> _GOAL_: Look over the lines below. Report each one that includes the string "Финансово".

Collected data entries
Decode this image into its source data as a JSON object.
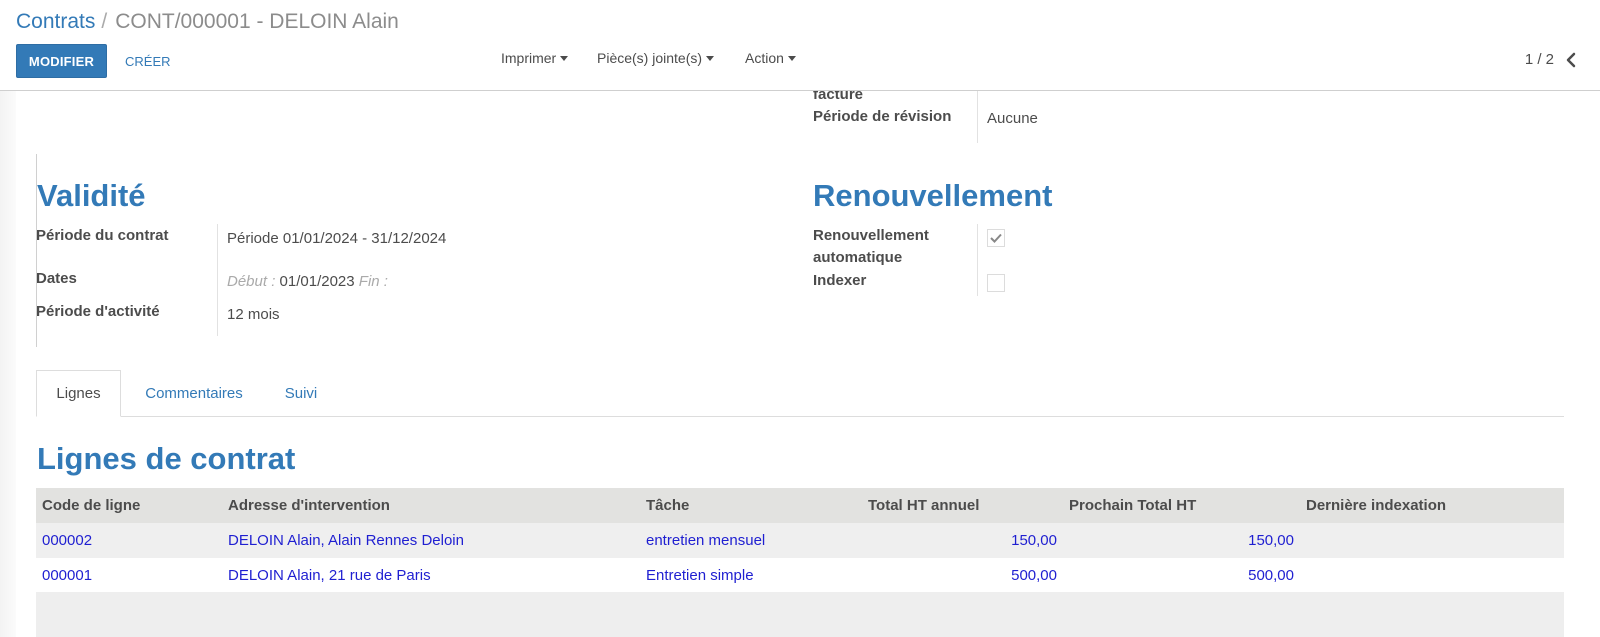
{
  "breadcrumb": {
    "parent": "Contrats",
    "separator": "/",
    "current": "CONT/000001 - DELOIN Alain"
  },
  "buttons": {
    "edit": "MODIFIER",
    "create": "CRÉER"
  },
  "menus": {
    "print": "Imprimer",
    "attachments": "Pièce(s) jointe(s)",
    "action": "Action"
  },
  "pager": {
    "value": "1 / 2"
  },
  "top_fields": {
    "invoice_label_tail": "facture",
    "revision_label": "Période de révision",
    "revision_value": "Aucune"
  },
  "validity": {
    "title": "Validité",
    "period_label": "Période du contrat",
    "period_value": "Période 01/01/2024 - 31/12/2024",
    "dates_label": "Dates",
    "dates_start_label": "Début :",
    "dates_start_value": "01/01/2023",
    "dates_end_label": "Fin :",
    "activity_label": "Période d'activité",
    "activity_value": "12 mois"
  },
  "renewal": {
    "title": "Renouvellement",
    "auto_label_line1": "Renouvellement",
    "auto_label_line2": "automatique",
    "auto_checked": true,
    "index_label": "Indexer",
    "index_checked": false
  },
  "tabs": [
    "Lignes",
    "Commentaires",
    "Suivi"
  ],
  "lines": {
    "title": "Lignes de contrat",
    "headers": [
      "Code de ligne",
      "Adresse d'intervention",
      "Tâche",
      "Total HT annuel",
      "Prochain Total HT",
      "Dernière indexation"
    ],
    "rows": [
      [
        "000002",
        "DELOIN Alain, Alain Rennes Deloin",
        "entretien mensuel",
        "150,00",
        "150,00",
        ""
      ],
      [
        "000001",
        "DELOIN Alain, 21 rue de Paris",
        "Entretien simple",
        "500,00",
        "500,00",
        ""
      ]
    ]
  },
  "colors": {
    "accent": "#337ab7",
    "link": "#1f1fd1",
    "table_header_bg": "#e2e2e0"
  }
}
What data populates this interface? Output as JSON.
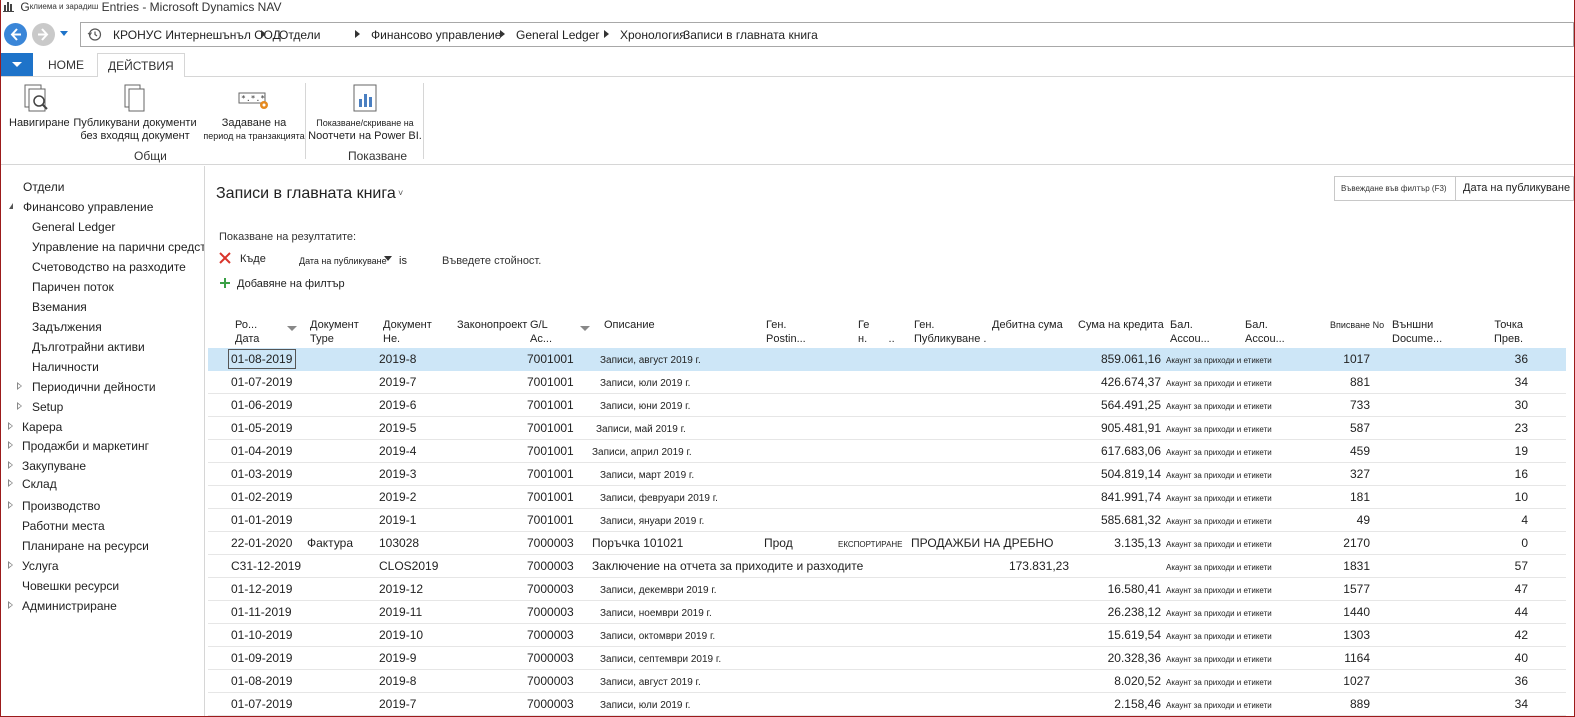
{
  "window": {
    "title_prefix": "G",
    "title_small": "клиема и зарадиш",
    "title_main": "Entries - Microsoft Dynamics NAV"
  },
  "breadcrumb": {
    "items": [
      "КРОНУС Интернешънъл ООД",
      "Отдели",
      "Финансово управление",
      "General Ledger",
      "Хронология",
      "Записи в главната книга"
    ]
  },
  "ribbon": {
    "tabs": {
      "home": "HOME",
      "actions": "ДЕЙСТВИЯ"
    },
    "buttons": {
      "navigate": "Навигиране",
      "posted_docs_line1": "Публикувани документи",
      "posted_docs_line2": "без входящ документ",
      "set_period_line1": "Задаване на",
      "set_period_line2": "период на транзакцията",
      "show_hide_line1": "Показване/скриване на",
      "show_hide_line2": "Nоотчети на Power BI."
    },
    "groups": {
      "general": "Общи",
      "show": "Показване"
    }
  },
  "leftnav": {
    "items": [
      {
        "label": "Отдели"
      },
      {
        "label": "Финансово управление"
      },
      {
        "label": "General Ledger"
      },
      {
        "label": "Управление на парични средства"
      },
      {
        "label": "Счетоводство на разходите"
      },
      {
        "label": "Паричен поток"
      },
      {
        "label": "Вземания"
      },
      {
        "label": "Задължения"
      },
      {
        "label": "Дълготрайни активи"
      },
      {
        "label": "Наличности"
      },
      {
        "label": "Периодични дейности"
      },
      {
        "label": "Setup"
      },
      {
        "label": "Карера"
      },
      {
        "label": "Продажби и маркетинг"
      },
      {
        "label": "Закупуване"
      },
      {
        "label": "Склад"
      },
      {
        "label": "Производство"
      },
      {
        "label": "Работни места"
      },
      {
        "label": "Планиране на ресурси"
      },
      {
        "label": "Услуга"
      },
      {
        "label": "Човешки ресурси"
      },
      {
        "label": "Администриране"
      }
    ]
  },
  "main": {
    "title": "Записи в главната книга",
    "title_caret": "˅",
    "search": {
      "hint": "Въвеждане във филтър (F3)",
      "field": "Дата на публикуване"
    },
    "filter": {
      "label": "Показване на резултатите:",
      "where": "Къде",
      "field": "Дата на публикуване",
      "operator": "is",
      "value": "Въведете стойност.",
      "add": "Добавяне на филтър"
    }
  },
  "table": {
    "headers": {
      "posting_date_1": "Ро...",
      "posting_date_2": "Дата",
      "doc_type_1": "Документ",
      "doc_type_2": "Type",
      "doc_no_1": "Документ",
      "doc_no_2": "Не.",
      "bill": "Законопроект",
      "gl_1": "G/L",
      "gl_2": "Ac...",
      "description": "Описание",
      "gen_posting_1": "Ген.",
      "gen_posting_2": "Postin...",
      "ge_1": "Ге",
      "ge_2": "н.",
      "ge_dots": "..",
      "gen_pub_1": "Ген.",
      "gen_pub_2": "Публикуване .",
      "debit": "Дебитна сума",
      "credit": "Сума на кредита",
      "bal_1": "Бал.",
      "bal_2": "Accou...",
      "bal2_1": "Бал.",
      "bal2_2": "Accou...",
      "entry_no": "Вписване No",
      "ext_doc_1": "Външни",
      "ext_doc_2": "Docume...",
      "point_1": "Точка",
      "point_2": "Прев."
    },
    "rows": [
      {
        "date": "01-08-2019",
        "doc_type": "",
        "doc_no": "2019-8",
        "gl": "7001001",
        "desc": "Записи, август 2019 г.",
        "gen_post": "",
        "gen_small": "",
        "gen_pub": "",
        "debit": "",
        "credit": "859.061,16",
        "bal": "Акаунт за приходи и етикети",
        "entry": "1017",
        "point": "36",
        "selected": true
      },
      {
        "date": "01-07-2019",
        "doc_type": "",
        "doc_no": "2019-7",
        "gl": "7001001",
        "desc": "Записи, юли 2019 г.",
        "gen_post": "",
        "gen_small": "",
        "gen_pub": "",
        "debit": "",
        "credit": "426.674,37",
        "bal": "Акаунт за приходи и етикети",
        "entry": "881",
        "point": "34"
      },
      {
        "date": "01-06-2019",
        "doc_type": "",
        "doc_no": "2019-6",
        "gl": "7001001",
        "desc": "Записи, юни 2019 г.",
        "gen_post": "",
        "gen_small": "",
        "gen_pub": "",
        "debit": "",
        "credit": "564.491,25",
        "bal": "Акаунт за приходи и етикети",
        "entry": "733",
        "point": "30"
      },
      {
        "date": "01-05-2019",
        "doc_type": "",
        "doc_no": "2019-5",
        "gl": "7001001",
        "desc": "Записи, май 2019 г.",
        "gen_post": "",
        "gen_small": "",
        "gen_pub": "",
        "debit": "",
        "credit": "905.481,91",
        "bal": "Акаунт за приходи и етикети",
        "entry": "587",
        "point": "23"
      },
      {
        "date": "01-04-2019",
        "doc_type": "",
        "doc_no": "2019-4",
        "gl": "7001001",
        "desc": "Записи, април 2019 г.",
        "gen_post": "",
        "gen_small": "",
        "gen_pub": "",
        "debit": "",
        "credit": "617.683,06",
        "bal": "Акаунт за приходи и етикети",
        "entry": "459",
        "point": "19"
      },
      {
        "date": "01-03-2019",
        "doc_type": "",
        "doc_no": "2019-3",
        "gl": "7001001",
        "desc": "Записи, март 2019 г.",
        "gen_post": "",
        "gen_small": "",
        "gen_pub": "",
        "debit": "",
        "credit": "504.819,14",
        "bal": "Акаунт за приходи и етикети",
        "entry": "327",
        "point": "16"
      },
      {
        "date": "01-02-2019",
        "doc_type": "",
        "doc_no": "2019-2",
        "gl": "7001001",
        "desc": "Записи, февруари 2019 г.",
        "gen_post": "",
        "gen_small": "",
        "gen_pub": "",
        "debit": "",
        "credit": "841.991,74",
        "bal": "Акаунт за приходи и етикети",
        "entry": "181",
        "point": "10"
      },
      {
        "date": "01-01-2019",
        "doc_type": "",
        "doc_no": "2019-1",
        "gl": "7001001",
        "desc": "Записи, януари 2019 г.",
        "gen_post": "",
        "gen_small": "",
        "gen_pub": "",
        "debit": "",
        "credit": "585.681,32",
        "bal": "Акаунт за приходи и етикети",
        "entry": "49",
        "point": "4"
      },
      {
        "date": "22-01-2020",
        "doc_type": "Фактура",
        "doc_no": "103028",
        "gl": "7000003",
        "desc": "Поръчка 101021",
        "gen_post": "Прод",
        "gen_small": "ЕКСПОРТИРАНЕ",
        "gen_pub": "ПРОДАЖБИ НА ДРЕБНО",
        "debit": "",
        "credit": "3.135,13",
        "bal": "Акаунт за приходи и етикети",
        "entry": "2170",
        "point": "0"
      },
      {
        "date": "C31-12-2019",
        "doc_type": "",
        "doc_no": "CLOS2019",
        "gl": "7000003",
        "desc": "Заключение на отчета за приходите и разходите",
        "gen_post": "",
        "gen_small": "",
        "gen_pub": "",
        "debit": "173.831,23",
        "credit": "",
        "bal": "Акаунт за приходи и етикети",
        "entry": "1831",
        "point": "57"
      },
      {
        "date": "01-12-2019",
        "doc_type": "",
        "doc_no": "2019-12",
        "gl": "7000003",
        "desc": "Записи, декември 2019 г.",
        "gen_post": "",
        "gen_small": "",
        "gen_pub": "",
        "debit": "",
        "credit": "16.580,41",
        "bal": "Акаунт за приходи и етикети",
        "entry": "1577",
        "point": "47"
      },
      {
        "date": "01-11-2019",
        "doc_type": "",
        "doc_no": "2019-11",
        "gl": "7000003",
        "desc": "Записи, ноември 2019 г.",
        "gen_post": "",
        "gen_small": "",
        "gen_pub": "",
        "debit": "",
        "credit": "26.238,12",
        "bal": "Акаунт за приходи и етикети",
        "entry": "1440",
        "point": "44"
      },
      {
        "date": "01-10-2019",
        "doc_type": "",
        "doc_no": "2019-10",
        "gl": "7000003",
        "desc": "Записи, октомври 2019 г.",
        "gen_post": "",
        "gen_small": "",
        "gen_pub": "",
        "debit": "",
        "credit": "15.619,54",
        "bal": "Акаунт за приходи и етикети",
        "entry": "1303",
        "point": "42"
      },
      {
        "date": "01-09-2019",
        "doc_type": "",
        "doc_no": "2019-9",
        "gl": "7000003",
        "desc": "Записи, септември 2019 г.",
        "gen_post": "",
        "gen_small": "",
        "gen_pub": "",
        "debit": "",
        "credit": "20.328,36",
        "bal": "Акаунт за приходи и етикети",
        "entry": "1164",
        "point": "40"
      },
      {
        "date": "01-08-2019",
        "doc_type": "",
        "doc_no": "2019-8",
        "gl": "7000003",
        "desc": "Записи, август 2019 г.",
        "gen_post": "",
        "gen_small": "",
        "gen_pub": "",
        "debit": "",
        "credit": "8.020,52",
        "bal": "Акаунт за приходи и етикети",
        "entry": "1027",
        "point": "36"
      },
      {
        "date": "01-07-2019",
        "doc_type": "",
        "doc_no": "2019-7",
        "gl": "7000003",
        "desc": "Записи, юли 2019 г.",
        "gen_post": "",
        "gen_small": "",
        "gen_pub": "",
        "debit": "",
        "credit": "2.158,46",
        "bal": "Акаунт за приходи и етикети",
        "entry": "889",
        "point": "34"
      }
    ]
  },
  "colors": {
    "accent": "#1e73c9",
    "selected_row": "#cde6f7",
    "filter_x": "#d9342b",
    "add_plus": "#3aa046"
  }
}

> _SOLUTION FOR THIS EXERCISE_:
      "Финансово управление",
        "label": "Финансово управление"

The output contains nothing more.